-------- Data for processing

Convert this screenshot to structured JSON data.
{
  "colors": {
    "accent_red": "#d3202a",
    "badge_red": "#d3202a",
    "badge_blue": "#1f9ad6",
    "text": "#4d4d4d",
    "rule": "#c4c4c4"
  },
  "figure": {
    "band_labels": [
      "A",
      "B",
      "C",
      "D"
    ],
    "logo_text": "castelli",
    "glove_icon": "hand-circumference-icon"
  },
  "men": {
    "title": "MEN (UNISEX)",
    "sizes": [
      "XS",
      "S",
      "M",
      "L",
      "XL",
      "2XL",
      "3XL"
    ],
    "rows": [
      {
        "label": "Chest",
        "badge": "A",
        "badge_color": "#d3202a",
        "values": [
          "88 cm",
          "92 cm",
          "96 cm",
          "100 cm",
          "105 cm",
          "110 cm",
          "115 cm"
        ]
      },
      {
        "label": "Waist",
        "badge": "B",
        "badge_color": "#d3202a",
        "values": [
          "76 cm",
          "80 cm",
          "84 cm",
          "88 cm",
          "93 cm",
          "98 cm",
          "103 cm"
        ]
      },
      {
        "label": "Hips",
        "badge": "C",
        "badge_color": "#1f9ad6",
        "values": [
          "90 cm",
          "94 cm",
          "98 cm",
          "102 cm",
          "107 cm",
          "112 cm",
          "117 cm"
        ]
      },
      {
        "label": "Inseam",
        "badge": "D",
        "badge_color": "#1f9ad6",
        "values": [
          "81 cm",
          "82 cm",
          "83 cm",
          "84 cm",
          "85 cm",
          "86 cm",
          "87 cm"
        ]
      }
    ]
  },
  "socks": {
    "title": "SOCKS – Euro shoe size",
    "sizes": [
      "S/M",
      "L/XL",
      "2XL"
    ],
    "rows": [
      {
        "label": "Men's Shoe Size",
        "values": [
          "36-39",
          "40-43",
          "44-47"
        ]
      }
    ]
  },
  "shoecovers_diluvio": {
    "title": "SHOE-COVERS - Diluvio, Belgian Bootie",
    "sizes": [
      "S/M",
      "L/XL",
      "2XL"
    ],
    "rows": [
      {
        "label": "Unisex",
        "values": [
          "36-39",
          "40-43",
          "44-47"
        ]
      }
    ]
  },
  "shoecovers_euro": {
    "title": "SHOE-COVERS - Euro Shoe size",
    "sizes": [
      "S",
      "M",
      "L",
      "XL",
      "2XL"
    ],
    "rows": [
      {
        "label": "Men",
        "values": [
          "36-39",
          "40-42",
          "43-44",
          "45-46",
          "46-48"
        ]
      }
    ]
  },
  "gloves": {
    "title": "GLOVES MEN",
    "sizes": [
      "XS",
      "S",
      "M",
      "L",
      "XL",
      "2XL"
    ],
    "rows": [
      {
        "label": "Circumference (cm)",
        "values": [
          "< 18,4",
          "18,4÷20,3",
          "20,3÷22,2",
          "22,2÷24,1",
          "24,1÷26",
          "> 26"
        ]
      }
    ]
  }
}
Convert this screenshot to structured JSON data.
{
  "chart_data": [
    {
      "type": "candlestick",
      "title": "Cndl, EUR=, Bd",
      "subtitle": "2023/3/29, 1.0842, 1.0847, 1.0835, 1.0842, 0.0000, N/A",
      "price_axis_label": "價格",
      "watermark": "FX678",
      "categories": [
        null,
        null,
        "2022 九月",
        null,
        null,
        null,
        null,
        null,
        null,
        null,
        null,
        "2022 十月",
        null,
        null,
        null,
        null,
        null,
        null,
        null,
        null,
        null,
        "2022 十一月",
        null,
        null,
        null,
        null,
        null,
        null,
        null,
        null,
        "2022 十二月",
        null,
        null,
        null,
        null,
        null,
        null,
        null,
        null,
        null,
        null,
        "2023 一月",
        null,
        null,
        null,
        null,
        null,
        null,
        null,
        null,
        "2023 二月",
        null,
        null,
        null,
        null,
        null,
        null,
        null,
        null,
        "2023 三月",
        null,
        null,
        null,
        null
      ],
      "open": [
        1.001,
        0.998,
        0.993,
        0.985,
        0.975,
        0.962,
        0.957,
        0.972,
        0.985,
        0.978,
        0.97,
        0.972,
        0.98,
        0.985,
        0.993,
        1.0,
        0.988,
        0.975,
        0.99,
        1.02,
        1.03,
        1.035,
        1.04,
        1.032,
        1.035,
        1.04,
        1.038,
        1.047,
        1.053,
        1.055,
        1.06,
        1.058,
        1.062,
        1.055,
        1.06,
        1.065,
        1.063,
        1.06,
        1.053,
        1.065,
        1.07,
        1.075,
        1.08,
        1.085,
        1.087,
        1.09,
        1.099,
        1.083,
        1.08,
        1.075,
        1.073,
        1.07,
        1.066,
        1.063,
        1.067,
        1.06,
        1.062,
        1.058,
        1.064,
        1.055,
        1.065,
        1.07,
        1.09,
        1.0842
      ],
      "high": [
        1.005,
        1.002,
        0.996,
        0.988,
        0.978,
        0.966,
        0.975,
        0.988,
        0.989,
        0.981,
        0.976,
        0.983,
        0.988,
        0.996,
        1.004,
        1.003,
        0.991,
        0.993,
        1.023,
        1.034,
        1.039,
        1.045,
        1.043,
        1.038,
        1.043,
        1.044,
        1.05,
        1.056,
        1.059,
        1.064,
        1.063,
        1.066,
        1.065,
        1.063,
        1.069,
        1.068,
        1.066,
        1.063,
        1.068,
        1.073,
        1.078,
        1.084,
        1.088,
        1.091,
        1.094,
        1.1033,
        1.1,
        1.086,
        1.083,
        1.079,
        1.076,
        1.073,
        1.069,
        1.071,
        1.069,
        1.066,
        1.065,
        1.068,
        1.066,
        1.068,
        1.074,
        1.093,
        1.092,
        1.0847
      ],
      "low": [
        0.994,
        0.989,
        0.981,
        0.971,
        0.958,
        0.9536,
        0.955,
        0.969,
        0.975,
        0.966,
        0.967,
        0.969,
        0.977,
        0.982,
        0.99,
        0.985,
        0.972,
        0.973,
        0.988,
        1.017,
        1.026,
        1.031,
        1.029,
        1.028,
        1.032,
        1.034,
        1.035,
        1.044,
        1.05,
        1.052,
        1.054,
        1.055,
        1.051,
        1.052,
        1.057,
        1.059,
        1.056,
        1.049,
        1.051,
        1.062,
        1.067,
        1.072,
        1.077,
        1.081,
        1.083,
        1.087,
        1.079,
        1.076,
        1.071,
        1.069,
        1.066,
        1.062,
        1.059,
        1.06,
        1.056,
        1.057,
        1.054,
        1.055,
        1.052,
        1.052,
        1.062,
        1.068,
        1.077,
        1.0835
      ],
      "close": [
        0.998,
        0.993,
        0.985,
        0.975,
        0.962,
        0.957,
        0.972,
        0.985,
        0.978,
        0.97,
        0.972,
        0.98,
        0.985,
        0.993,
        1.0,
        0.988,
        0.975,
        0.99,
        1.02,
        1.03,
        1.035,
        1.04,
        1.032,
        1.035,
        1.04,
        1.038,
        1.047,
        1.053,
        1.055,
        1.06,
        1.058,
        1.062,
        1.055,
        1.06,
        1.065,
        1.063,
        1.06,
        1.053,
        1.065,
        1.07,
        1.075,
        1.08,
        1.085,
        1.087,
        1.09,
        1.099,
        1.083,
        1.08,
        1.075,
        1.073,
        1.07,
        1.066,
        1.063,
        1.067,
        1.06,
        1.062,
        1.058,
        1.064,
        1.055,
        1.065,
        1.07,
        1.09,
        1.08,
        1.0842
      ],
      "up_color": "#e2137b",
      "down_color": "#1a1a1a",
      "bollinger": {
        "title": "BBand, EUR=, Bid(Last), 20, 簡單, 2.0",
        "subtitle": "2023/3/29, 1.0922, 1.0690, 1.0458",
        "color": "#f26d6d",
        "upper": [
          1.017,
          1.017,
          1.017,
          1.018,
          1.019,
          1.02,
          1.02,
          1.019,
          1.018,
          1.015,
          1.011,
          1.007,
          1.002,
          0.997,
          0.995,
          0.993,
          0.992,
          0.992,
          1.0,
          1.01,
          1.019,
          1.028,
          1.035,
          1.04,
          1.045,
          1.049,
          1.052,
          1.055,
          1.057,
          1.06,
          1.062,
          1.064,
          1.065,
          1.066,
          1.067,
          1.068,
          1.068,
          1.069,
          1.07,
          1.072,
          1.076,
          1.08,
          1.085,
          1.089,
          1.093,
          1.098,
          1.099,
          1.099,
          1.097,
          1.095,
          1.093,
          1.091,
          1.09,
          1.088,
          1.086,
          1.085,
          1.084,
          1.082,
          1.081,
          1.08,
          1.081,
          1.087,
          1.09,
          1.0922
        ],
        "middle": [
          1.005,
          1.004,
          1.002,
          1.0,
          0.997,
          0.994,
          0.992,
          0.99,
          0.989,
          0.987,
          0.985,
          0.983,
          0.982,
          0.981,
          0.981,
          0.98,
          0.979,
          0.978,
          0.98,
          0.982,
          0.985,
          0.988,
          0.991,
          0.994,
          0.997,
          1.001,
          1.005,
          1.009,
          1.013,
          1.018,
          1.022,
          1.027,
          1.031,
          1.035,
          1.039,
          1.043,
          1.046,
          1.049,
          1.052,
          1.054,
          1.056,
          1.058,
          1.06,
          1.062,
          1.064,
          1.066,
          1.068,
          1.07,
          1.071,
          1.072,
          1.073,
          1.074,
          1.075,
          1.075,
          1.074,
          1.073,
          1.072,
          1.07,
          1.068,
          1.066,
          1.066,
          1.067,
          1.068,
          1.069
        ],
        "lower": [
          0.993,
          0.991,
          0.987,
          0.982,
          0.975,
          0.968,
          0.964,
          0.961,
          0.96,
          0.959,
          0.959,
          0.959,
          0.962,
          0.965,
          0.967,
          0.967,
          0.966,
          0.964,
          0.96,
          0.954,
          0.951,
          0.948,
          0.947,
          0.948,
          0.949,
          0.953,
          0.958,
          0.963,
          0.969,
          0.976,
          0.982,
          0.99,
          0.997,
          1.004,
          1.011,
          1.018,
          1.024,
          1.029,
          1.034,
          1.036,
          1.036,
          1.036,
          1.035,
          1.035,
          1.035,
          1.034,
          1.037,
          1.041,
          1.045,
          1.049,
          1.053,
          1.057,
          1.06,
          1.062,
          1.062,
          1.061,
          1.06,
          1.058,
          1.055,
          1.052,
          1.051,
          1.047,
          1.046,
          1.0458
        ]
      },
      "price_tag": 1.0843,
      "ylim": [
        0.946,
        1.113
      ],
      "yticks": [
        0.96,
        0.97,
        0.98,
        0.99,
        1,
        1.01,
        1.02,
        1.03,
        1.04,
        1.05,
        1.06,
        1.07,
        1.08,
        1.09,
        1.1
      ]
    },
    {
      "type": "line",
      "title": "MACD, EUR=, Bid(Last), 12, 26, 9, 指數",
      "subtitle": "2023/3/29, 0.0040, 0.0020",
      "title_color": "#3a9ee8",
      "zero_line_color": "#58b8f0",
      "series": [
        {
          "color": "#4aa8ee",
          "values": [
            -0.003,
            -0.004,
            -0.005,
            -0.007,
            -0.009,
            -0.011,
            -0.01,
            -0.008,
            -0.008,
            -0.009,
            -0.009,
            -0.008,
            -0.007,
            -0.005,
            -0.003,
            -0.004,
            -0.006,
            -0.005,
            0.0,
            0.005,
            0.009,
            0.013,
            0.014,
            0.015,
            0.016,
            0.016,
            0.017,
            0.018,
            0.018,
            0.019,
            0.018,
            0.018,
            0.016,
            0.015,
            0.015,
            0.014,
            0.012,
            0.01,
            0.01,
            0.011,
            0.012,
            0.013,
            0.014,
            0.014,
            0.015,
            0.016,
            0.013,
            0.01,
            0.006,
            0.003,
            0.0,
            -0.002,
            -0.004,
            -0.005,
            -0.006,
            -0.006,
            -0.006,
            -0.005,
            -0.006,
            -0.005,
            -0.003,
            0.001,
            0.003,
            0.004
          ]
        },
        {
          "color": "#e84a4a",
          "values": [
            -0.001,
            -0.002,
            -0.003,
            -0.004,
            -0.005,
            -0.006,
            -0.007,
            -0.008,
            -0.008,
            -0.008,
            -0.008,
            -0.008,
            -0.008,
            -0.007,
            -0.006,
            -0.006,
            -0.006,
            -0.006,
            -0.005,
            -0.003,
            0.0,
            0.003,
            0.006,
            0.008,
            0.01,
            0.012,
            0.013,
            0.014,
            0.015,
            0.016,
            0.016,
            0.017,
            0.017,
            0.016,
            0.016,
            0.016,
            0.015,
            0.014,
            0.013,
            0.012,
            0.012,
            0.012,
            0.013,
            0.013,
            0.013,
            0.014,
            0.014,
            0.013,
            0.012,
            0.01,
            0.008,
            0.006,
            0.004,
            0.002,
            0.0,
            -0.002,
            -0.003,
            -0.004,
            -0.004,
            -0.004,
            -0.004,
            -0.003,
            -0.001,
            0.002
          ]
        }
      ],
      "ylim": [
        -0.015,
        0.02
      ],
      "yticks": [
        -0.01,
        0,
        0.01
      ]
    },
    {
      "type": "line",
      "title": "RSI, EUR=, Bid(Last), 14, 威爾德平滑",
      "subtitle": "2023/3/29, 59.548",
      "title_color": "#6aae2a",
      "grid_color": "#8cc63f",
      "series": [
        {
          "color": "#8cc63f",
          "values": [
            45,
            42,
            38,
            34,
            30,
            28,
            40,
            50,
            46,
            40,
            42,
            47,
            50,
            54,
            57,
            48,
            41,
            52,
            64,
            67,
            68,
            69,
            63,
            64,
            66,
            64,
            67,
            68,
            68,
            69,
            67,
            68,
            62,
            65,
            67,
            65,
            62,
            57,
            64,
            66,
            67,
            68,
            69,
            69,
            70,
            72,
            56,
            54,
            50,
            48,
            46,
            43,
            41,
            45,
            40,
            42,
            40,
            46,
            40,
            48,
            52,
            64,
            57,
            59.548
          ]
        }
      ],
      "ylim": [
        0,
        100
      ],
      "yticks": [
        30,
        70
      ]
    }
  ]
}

----------------

Isolate the lines that hold the word "Last" and copy all of them.

■ Exercise answer:
        "title": "BBand, EUR=, Bid(Last), 20, 簡單, 2.0",
      "title": "MACD, EUR=, Bid(Last), 12, 26, 9, 指數",
      "title": "RSI, EUR=, Bid(Last), 14, 威爾德平滑",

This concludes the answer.